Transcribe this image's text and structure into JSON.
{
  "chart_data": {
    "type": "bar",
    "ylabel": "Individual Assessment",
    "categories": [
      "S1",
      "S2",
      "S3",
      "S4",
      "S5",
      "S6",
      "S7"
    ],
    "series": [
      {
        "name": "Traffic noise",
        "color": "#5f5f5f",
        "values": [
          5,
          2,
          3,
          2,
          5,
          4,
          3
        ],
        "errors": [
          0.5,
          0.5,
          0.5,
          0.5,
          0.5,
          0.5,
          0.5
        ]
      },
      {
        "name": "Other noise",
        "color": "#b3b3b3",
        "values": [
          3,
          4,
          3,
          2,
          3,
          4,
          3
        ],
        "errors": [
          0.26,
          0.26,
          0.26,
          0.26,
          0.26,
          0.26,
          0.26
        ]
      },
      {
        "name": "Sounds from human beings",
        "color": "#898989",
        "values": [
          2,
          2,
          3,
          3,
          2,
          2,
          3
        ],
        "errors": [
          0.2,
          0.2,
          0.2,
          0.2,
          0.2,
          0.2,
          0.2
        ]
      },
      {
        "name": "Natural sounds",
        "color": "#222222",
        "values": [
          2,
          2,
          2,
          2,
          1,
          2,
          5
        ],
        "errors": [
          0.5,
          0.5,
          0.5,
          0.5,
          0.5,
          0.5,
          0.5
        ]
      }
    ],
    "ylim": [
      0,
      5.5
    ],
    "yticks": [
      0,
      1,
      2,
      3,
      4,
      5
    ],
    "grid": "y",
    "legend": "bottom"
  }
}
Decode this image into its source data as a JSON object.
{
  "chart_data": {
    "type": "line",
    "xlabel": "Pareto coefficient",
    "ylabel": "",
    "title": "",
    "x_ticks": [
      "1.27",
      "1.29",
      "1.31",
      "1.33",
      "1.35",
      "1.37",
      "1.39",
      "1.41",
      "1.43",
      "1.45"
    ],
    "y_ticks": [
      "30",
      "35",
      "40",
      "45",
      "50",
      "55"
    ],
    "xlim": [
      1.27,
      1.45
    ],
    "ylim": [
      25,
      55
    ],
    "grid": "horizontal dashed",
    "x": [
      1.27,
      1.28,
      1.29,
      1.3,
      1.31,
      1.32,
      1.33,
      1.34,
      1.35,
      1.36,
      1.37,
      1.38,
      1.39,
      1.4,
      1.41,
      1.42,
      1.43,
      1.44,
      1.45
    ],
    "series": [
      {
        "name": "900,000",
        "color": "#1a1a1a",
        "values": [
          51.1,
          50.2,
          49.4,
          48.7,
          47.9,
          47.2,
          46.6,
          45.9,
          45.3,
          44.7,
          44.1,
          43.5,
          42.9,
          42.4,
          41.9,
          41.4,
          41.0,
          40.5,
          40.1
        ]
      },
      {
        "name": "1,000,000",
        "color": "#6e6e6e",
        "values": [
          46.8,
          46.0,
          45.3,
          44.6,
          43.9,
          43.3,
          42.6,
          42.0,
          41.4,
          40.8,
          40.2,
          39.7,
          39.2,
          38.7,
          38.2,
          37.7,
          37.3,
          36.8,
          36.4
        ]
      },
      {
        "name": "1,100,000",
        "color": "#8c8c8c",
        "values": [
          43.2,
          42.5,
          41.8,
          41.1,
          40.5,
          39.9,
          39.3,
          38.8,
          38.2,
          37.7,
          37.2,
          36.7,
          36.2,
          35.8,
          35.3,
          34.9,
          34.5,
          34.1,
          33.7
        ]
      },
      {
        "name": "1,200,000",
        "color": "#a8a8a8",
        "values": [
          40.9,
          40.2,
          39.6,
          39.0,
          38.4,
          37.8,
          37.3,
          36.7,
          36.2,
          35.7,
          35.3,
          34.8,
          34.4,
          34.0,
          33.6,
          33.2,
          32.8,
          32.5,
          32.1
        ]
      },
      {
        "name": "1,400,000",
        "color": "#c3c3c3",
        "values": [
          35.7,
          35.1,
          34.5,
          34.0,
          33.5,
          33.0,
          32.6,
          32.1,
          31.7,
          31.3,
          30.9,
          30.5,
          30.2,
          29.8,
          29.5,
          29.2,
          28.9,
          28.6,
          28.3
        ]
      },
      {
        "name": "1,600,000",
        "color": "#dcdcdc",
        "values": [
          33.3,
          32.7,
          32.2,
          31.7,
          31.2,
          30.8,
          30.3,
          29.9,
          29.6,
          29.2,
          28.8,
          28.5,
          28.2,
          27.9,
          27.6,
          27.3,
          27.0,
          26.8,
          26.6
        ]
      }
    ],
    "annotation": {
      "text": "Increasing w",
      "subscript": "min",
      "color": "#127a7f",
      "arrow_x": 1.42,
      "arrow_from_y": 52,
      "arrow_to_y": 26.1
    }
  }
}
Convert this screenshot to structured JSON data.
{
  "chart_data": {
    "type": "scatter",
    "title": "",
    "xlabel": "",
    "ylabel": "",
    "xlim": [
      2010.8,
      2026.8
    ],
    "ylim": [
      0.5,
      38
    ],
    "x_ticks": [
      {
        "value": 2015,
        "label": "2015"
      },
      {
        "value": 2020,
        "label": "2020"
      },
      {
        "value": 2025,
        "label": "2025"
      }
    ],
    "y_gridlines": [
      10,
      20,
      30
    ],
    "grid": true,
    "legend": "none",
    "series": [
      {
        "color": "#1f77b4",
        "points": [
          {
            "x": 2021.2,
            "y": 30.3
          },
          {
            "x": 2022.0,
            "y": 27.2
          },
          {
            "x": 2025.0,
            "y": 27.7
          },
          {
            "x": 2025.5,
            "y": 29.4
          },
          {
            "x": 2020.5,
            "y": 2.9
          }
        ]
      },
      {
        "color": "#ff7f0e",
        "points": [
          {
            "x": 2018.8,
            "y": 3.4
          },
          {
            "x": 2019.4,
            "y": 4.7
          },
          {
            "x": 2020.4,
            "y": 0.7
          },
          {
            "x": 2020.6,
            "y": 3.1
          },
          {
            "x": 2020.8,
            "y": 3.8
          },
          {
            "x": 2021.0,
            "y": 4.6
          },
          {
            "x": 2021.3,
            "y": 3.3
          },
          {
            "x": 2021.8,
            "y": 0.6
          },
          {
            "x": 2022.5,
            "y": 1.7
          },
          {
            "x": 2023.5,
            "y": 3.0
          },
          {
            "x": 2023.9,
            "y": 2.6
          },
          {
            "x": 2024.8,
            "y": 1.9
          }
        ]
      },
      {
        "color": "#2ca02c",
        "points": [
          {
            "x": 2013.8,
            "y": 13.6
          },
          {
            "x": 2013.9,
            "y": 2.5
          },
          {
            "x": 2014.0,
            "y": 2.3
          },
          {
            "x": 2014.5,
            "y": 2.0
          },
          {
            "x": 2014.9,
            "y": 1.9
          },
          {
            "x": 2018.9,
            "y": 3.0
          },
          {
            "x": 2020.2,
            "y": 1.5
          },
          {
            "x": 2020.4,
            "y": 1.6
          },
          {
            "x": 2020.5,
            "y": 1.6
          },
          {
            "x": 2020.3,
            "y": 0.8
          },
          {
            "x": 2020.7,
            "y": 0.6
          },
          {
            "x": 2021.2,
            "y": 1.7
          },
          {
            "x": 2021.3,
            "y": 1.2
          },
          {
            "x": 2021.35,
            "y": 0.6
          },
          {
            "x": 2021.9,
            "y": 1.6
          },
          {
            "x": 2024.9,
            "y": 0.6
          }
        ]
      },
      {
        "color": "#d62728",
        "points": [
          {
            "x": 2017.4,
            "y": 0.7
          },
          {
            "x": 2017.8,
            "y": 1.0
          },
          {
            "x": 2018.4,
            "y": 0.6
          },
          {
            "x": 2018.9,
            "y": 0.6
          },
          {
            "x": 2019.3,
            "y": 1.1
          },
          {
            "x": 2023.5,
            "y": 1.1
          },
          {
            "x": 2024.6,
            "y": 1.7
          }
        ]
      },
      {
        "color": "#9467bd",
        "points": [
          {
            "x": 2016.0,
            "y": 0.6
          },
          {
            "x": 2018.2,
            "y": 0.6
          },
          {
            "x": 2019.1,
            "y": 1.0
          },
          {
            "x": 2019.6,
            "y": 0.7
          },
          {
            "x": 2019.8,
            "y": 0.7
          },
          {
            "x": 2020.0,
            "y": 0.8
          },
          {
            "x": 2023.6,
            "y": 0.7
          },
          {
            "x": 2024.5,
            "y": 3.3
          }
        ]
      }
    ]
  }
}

------------------------

[WHAT TO PRODUCE] Of the lines above, how many hold the word "image"? Say the number alone.

[FULL ANSWER] 2